▶ [REQUIREMENTS] Scan the listing below and copy every line holding "strew".

▶ [ITEMS]
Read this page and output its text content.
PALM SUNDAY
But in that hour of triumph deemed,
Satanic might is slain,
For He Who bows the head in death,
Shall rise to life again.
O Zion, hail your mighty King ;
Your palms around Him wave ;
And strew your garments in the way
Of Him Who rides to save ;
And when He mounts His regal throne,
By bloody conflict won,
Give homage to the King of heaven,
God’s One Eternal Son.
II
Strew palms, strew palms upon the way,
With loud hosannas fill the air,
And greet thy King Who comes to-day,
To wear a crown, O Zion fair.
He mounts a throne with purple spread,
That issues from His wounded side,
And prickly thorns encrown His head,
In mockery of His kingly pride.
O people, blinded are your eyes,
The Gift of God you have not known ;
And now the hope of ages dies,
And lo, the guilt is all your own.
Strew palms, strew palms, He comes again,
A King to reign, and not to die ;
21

---

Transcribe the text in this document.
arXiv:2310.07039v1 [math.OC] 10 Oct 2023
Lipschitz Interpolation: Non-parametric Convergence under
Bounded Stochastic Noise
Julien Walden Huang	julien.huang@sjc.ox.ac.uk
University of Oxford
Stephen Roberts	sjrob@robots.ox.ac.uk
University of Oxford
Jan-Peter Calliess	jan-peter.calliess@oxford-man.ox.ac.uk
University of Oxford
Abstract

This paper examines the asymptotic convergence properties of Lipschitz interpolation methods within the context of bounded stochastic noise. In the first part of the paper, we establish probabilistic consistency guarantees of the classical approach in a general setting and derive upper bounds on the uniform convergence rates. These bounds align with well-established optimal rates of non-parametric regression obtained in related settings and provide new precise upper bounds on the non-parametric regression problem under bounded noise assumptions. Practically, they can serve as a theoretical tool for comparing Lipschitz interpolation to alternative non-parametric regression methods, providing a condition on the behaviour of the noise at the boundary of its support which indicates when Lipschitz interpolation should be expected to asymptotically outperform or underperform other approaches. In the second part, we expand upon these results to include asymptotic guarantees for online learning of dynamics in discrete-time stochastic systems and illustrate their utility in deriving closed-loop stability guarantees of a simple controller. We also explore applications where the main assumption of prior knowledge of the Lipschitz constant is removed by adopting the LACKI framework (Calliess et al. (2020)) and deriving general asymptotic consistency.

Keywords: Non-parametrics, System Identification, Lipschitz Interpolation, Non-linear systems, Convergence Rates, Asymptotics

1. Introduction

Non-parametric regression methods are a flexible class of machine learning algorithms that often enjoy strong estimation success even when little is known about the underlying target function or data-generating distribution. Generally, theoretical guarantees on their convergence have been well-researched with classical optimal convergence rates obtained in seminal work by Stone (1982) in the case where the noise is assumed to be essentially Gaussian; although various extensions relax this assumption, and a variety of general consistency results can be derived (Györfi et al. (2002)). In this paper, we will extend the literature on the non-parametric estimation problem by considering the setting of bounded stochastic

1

▶ [FULL SOLUTION]
And strew your garments in the way
Strew palms, strew palms upon the way,
Strew palms, strew palms, He comes again,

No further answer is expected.